▶ **Instructions to follow**
Collect all lines from the listing that include the string "What".

▶ **Records provided**

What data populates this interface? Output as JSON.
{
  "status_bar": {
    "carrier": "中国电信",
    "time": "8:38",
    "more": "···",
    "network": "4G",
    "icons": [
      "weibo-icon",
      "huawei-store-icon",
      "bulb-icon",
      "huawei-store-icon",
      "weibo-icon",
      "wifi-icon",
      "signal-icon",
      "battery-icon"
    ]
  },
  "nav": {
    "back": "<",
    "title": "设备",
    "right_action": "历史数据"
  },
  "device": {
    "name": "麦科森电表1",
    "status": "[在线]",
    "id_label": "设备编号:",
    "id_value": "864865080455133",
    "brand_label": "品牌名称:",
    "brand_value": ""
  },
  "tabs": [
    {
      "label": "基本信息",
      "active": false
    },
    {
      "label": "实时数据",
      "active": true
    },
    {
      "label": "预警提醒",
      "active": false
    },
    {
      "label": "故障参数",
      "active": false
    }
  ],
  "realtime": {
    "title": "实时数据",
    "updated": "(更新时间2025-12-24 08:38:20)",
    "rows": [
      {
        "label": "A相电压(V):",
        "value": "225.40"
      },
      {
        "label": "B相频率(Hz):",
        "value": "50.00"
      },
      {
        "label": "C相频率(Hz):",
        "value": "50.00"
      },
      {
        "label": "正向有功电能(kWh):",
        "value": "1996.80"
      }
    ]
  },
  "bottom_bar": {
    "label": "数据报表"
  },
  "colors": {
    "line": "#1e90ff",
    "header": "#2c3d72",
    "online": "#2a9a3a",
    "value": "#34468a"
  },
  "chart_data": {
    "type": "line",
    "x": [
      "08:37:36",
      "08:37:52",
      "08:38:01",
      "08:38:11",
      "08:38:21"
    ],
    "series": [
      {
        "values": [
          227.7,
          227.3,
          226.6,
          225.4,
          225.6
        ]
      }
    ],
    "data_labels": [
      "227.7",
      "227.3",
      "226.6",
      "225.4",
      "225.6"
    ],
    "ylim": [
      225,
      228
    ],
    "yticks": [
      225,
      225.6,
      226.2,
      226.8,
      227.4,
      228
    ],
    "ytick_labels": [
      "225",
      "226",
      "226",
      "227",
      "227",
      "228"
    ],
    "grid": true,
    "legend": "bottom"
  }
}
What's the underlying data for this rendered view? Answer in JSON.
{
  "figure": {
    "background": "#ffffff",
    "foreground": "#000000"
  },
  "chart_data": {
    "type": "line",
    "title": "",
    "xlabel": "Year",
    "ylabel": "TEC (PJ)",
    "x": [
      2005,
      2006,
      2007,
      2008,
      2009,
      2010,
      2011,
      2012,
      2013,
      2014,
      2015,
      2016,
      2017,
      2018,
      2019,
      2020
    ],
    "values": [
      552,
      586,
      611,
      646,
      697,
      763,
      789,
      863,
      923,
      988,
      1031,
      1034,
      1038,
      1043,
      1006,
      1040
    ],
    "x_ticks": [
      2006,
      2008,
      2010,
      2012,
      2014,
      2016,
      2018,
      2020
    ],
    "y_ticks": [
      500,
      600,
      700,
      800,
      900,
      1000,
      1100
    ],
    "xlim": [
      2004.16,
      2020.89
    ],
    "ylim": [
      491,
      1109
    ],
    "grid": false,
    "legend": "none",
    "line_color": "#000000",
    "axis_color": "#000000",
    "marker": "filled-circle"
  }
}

▶ **Reply to the task**
What data populates this interface? Output as JSON.
What's the underlying data for this rendered view? Answer in JSON.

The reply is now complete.